Return the records, each one exactly as written.

======

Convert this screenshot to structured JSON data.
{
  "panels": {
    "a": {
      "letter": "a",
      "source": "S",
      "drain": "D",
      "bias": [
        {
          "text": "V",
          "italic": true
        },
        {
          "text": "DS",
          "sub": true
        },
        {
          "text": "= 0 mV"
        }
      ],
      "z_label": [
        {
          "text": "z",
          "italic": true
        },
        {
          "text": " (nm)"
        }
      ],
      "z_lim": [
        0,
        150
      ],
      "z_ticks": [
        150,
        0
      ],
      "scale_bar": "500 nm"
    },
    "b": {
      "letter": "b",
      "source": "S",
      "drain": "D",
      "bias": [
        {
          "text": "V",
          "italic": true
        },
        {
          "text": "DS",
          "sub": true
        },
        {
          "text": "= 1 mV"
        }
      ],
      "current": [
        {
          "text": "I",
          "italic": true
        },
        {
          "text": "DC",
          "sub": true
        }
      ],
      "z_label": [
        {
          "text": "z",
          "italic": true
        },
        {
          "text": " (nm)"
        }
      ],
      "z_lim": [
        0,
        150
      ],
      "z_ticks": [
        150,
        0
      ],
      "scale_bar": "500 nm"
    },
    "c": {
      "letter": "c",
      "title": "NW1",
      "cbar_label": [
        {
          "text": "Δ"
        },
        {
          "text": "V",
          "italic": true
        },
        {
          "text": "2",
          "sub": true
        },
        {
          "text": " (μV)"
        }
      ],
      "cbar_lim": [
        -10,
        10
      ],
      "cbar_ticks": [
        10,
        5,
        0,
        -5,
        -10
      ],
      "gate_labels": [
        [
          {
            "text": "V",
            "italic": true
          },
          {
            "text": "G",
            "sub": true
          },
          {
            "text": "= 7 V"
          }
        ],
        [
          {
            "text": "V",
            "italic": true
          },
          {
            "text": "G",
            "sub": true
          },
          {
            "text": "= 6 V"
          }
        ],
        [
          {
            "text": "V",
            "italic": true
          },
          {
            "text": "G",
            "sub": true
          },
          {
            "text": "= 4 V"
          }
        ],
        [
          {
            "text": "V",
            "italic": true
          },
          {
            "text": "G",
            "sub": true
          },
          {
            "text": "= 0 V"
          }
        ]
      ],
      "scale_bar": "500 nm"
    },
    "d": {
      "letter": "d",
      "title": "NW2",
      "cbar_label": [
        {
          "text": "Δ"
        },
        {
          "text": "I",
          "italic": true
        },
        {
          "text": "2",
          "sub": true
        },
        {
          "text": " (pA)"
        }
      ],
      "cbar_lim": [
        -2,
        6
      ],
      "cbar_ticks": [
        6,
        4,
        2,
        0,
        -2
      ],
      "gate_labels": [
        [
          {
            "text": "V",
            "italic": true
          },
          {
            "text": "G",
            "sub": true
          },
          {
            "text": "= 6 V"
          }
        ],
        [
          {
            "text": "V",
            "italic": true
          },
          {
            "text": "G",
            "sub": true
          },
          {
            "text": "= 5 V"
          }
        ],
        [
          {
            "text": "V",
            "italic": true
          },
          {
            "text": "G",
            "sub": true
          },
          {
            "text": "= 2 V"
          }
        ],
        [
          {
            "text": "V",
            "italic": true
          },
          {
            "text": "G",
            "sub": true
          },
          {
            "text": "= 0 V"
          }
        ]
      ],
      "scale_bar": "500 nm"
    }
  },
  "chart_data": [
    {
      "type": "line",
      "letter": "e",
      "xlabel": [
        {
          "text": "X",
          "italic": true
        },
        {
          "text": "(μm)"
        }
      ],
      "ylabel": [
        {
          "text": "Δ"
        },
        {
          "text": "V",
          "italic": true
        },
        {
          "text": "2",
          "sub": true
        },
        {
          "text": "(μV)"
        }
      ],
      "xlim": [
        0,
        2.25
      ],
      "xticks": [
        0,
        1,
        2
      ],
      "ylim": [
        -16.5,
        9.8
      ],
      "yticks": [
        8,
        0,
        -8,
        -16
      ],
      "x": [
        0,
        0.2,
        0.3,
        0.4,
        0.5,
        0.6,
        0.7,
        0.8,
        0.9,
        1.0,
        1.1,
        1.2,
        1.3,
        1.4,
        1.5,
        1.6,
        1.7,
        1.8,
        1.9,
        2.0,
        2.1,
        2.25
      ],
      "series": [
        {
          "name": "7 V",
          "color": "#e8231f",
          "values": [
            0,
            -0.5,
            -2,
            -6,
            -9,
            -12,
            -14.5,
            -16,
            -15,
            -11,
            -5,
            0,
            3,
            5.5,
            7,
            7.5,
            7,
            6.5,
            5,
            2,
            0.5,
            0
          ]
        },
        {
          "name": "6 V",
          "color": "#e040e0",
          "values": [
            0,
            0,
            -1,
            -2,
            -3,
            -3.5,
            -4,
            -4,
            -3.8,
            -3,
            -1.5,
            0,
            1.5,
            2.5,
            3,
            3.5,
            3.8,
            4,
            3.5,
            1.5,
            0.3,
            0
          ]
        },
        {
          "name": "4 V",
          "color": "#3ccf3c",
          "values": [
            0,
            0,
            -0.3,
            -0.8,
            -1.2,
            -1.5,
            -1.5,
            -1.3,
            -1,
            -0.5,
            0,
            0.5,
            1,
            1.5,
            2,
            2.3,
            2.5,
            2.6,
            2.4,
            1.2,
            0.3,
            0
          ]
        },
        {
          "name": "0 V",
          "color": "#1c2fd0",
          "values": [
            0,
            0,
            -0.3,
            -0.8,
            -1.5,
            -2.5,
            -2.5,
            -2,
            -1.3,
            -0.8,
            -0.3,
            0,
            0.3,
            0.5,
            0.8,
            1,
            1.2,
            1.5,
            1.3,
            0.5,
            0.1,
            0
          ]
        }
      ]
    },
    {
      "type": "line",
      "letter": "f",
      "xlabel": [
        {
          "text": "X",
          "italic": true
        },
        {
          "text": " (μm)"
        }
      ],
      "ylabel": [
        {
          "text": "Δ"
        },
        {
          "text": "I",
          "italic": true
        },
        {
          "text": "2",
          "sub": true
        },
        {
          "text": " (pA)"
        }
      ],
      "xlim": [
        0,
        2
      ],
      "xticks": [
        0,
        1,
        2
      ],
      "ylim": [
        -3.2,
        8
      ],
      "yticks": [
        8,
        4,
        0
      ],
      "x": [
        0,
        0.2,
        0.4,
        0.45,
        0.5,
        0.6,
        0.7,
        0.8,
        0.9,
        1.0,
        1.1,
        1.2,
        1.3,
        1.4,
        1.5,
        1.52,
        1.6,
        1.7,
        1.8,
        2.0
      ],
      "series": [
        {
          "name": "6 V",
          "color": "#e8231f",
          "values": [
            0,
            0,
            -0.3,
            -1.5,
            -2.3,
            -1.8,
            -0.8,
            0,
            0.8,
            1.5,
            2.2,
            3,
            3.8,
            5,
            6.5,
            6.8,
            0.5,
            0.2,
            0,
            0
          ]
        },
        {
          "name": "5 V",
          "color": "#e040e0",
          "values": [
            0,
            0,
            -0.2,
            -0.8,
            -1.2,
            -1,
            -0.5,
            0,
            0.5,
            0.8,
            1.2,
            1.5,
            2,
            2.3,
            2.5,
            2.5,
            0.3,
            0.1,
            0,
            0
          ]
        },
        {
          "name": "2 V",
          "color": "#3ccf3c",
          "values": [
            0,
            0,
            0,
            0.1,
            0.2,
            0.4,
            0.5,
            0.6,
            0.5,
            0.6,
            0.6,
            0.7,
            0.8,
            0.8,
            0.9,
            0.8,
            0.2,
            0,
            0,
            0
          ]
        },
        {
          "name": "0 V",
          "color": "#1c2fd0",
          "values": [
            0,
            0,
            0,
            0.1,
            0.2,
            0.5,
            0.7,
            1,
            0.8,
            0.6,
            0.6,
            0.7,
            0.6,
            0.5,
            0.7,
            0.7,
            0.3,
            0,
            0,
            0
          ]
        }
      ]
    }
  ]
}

======

* Result of this exercise *
Convert this screenshot to structured JSON data.
{
  "panels": {
    "a": {
      "letter": "a",
      "source": "S",
      "drain": "D",
      "bias": [
        {
          "text": "V",
          "italic": true
        },
        {
          "text": "DS",
          "sub": true
        },
        {
          "text": "= 0 mV"
        }
      ],
      "z_label": [
        {
          "text": "z",
          "italic": true
        },
        {
          "text": " (nm)"
        }
      ],
      "z_lim": [
        0,
        150
      ],
      "z_ticks": [
        150,
        0
      ],
      "scale_bar": "500 nm"
    },
    "b": {
      "letter": "b",
      "source": "S",
      "drain": "D",
      "bias": [
        {
          "text": "V",
          "italic": true
        },
        {
          "text": "DS",
          "sub": true
        },
        {
          "text": "= 1 mV"
        }
      ],
      "current": [
        {
          "text": "I",
          "italic": true
        },
        {
          "text": "DC",
          "sub": true
        }
      ],
      "z_label": [
        {
          "text": "z",
          "italic": true
        },
        {
          "text": " (nm)"
        }
      ],
      "z_lim": [
        0,
        150
      ],
      "z_ticks": [
        150,
        0
      ],
      "scale_bar": "500 nm"
    },
    "c": {
      "letter": "c",
      "title": "NW1",
      "cbar_label": [
        {
          "text": "Δ"
        },
        {
          "text": "V",
          "italic": true
        },
        {
          "text": "2",
          "sub": true
        },
        {
          "text": " (μV)"
        }
      ],
      "cbar_lim": [
        -10,
        10
      ],
      "cbar_ticks": [
        10,
        5,
        0,
        -5,
        -10
      ],
      "gate_labels": [
        [
          {
            "text": "V",
            "italic": true
          },
          {
            "text": "G",
            "sub": true
          },
          {
            "text": "= 7 V"
          }
        ],
        [
          {
            "text": "V",
            "italic": true
          },
          {
            "text": "G",
            "sub": true
          },
          {
            "text": "= 6 V"
          }
        ],
        [
          {
            "text": "V",
            "italic": true
          },
          {
            "text": "G",
            "sub": true
          },
          {
            "text": "= 4 V"
          }
        ],
        [
          {
            "text": "V",
            "italic": true
          },
          {
            "text": "G",
            "sub": true
          },
          {
            "text": "= 0 V"
          }
        ]
      ],
      "scale_bar": "500 nm"
    },
    "d": {
      "letter": "d",
      "title": "NW2",
      "cbar_label": [
        {
          "text": "Δ"
        },
        {
          "text": "I",
          "italic": true
        },
        {
          "text": "2",
          "sub": true
        },
        {
          "text": " (pA)"
        }
      ],
      "cbar_lim": [
        -2,
        6
      ],
      "cbar_ticks": [
        6,
        4,
        2,
        0,
        -2
      ],
      "gate_labels": [
        [
          {
            "text": "V",
            "italic": true
          },
          {
            "text": "G",
            "sub": true
          },
          {
            "text": "= 6 V"
          }
        ],
        [
          {
            "text": "V",
            "italic": true
          },
          {
            "text": "G",
            "sub": true
          },
          {
            "text": "= 5 V"
          }
        ],
        [
          {
            "text": "V",
            "italic": true
          },
          {
            "text": "G",
            "sub": true
          },
          {
            "text": "= 2 V"
          }
        ],
        [
          {
            "text": "V",
            "italic": true
          },
          {
            "text": "G",
            "sub": true
          },
          {
            "text": "= 0 V"
          }
        ]
      ],
      "scale_bar": "500 nm"
    }
  },
  "chart_data": [
    {
      "type": "line",
      "letter": "e",
      "xlabel": [
        {
          "text": "X",
          "italic": true
        },
        {
          "text": "(μm)"
        }
      ],
      "ylabel": [
        {
          "text": "Δ"
        },
        {
          "text": "V",
          "italic": true
        },
        {
          "text": "2",
          "sub": true
        },
        {
          "text": "(μV)"
        }
      ],
      "xlim": [
        0,
        2.25
      ],
      "xticks": [
        0,
        1,
        2
      ],
      "ylim": [
        -16.5,
        9.8
      ],
      "yticks": [
        8,
        0,
        -8,
        -16
      ],
      "x": [
        0,
        0.2,
        0.3,
        0.4,
        0.5,
        0.6,
        0.7,
        0.8,
        0.9,
        1.0,
        1.1,
        1.2,
        1.3,
        1.4,
        1.5,
        1.6,
        1.7,
        1.8,
        1.9,
        2.0,
        2.1,
        2.25
      ],
      "series": [
        {
          "name": "7 V",
          "color": "#e8231f",
          "values": [
            0,
            -0.5,
            -2,
            -6,
            -9,
            -12,
            -14.5,
            -16,
            -15,
            -11,
            -5,
            0,
            3,
            5.5,
            7,
            7.5,
            7,
            6.5,
            5,
            2,
            0.5,
            0
          ]
        },
        {
          "name": "6 V",
          "color": "#e040e0",
          "values": [
            0,
            0,
            -1,
            -2,
            -3,
            -3.5,
            -4,
            -4,
            -3.8,
            -3,
            -1.5,
            0,
            1.5,
            2.5,
            3,
            3.5,
            3.8,
            4,
            3.5,
            1.5,
            0.3,
            0
          ]
        },
        {
          "name": "4 V",
          "color": "#3ccf3c",
          "values": [
            0,
            0,
            -0.3,
            -0.8,
            -1.2,
            -1.5,
            -1.5,
            -1.3,
            -1,
            -0.5,
            0,
            0.5,
            1,
            1.5,
            2,
            2.3,
            2.5,
            2.6,
            2.4,
            1.2,
            0.3,
            0
          ]
        },
        {
          "name": "0 V",
          "color": "#1c2fd0",
          "values": [
            0,
            0,
            -0.3,
            -0.8,
            -1.5,
            -2.5,
            -2.5,
            -2,
            -1.3,
            -0.8,
            -0.3,
            0,
            0.3,
            0.5,
            0.8,
            1,
            1.2,
            1.5,
            1.3,
            0.5,
            0.1,
            0
          ]
        }
      ]
    },
    {
      "type": "line",
      "letter": "f",
      "xlabel": [
        {
          "text": "X",
          "italic": true
        },
        {
          "text": " (μm)"
        }
      ],
      "ylabel": [
        {
          "text": "Δ"
        },
        {
          "text": "I",
          "italic": true
        },
        {
          "text": "2",
          "sub": true
        },
        {
          "text": " (pA)"
        }
      ],
      "xlim": [
        0,
        2
      ],
      "xticks": [
        0,
        1,
        2
      ],
      "ylim": [
        -3.2,
        8
      ],
      "yticks": [
        8,
        4,
        0
      ],
      "x": [
        0,
        0.2,
        0.4,
        0.45,
        0.5,
        0.6,
        0.7,
        0.8,
        0.9,
        1.0,
        1.1,
        1.2,
        1.3,
        1.4,
        1.5,
        1.52,
        1.6,
        1.7,
        1.8,
        2.0
      ],
      "series": [
        {
          "name": "6 V",
          "color": "#e8231f",
          "values": [
            0,
            0,
            -0.3,
            -1.5,
            -2.3,
            -1.8,
            -0.8,
            0,
            0.8,
            1.5,
            2.2,
            3,
            3.8,
            5,
            6.5,
            6.8,
            0.5,
            0.2,
            0,
            0
          ]
        },
        {
          "name": "5 V",
          "color": "#e040e0",
          "values": [
            0,
            0,
            -0.2,
            -0.8,
            -1.2,
            -1,
            -0.5,
            0,
            0.5,
            0.8,
            1.2,
            1.5,
            2,
            2.3,
            2.5,
            2.5,
            0.3,
            0.1,
            0,
            0
          ]
        },
        {
          "name": "2 V",
          "color": "#3ccf3c",
          "values": [
            0,
            0,
            0,
            0.1,
            0.2,
            0.4,
            0.5,
            0.6,
            0.5,
            0.6,
            0.6,
            0.7,
            0.8,
            0.8,
            0.9,
            0.8,
            0.2,
            0,
            0,
            0
          ]
        },
        {
          "name": "0 V",
          "color": "#1c2fd0",
          "values": [
            0,
            0,
            0,
            0.1,
            0.2,
            0.5,
            0.7,
            1,
            0.8,
            0.6,
            0.6,
            0.7,
            0.6,
            0.5,
            0.7,
            0.7,
            0.3,
            0,
            0,
            0
          ]
        }
      ]
    }
  ]
}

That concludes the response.